Written problem: Search the material for the word "development" and report each line where it turns up.

Source data:
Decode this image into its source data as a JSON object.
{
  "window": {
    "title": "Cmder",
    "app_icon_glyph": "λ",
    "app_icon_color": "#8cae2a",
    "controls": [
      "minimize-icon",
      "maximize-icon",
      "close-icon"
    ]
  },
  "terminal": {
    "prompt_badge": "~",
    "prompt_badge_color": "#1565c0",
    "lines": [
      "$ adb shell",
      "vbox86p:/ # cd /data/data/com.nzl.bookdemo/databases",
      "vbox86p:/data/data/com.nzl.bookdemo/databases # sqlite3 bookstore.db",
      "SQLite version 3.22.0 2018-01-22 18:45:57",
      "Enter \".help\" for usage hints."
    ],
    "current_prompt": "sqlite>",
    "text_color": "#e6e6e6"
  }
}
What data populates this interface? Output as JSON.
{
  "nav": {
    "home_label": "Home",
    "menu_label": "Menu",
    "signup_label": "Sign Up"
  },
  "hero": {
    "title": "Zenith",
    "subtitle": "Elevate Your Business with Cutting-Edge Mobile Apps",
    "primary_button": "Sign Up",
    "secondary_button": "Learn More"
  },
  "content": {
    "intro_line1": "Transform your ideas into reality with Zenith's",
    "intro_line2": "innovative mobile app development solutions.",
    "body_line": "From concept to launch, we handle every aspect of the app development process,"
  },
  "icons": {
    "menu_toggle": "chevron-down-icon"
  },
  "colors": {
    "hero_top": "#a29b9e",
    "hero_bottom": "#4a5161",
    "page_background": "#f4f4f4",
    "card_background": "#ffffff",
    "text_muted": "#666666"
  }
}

Exercise result:
    "intro_line2": "innovative mobile app development solutions.",
    "body_line": "From concept to launch, we handle every aspect of the app development process,"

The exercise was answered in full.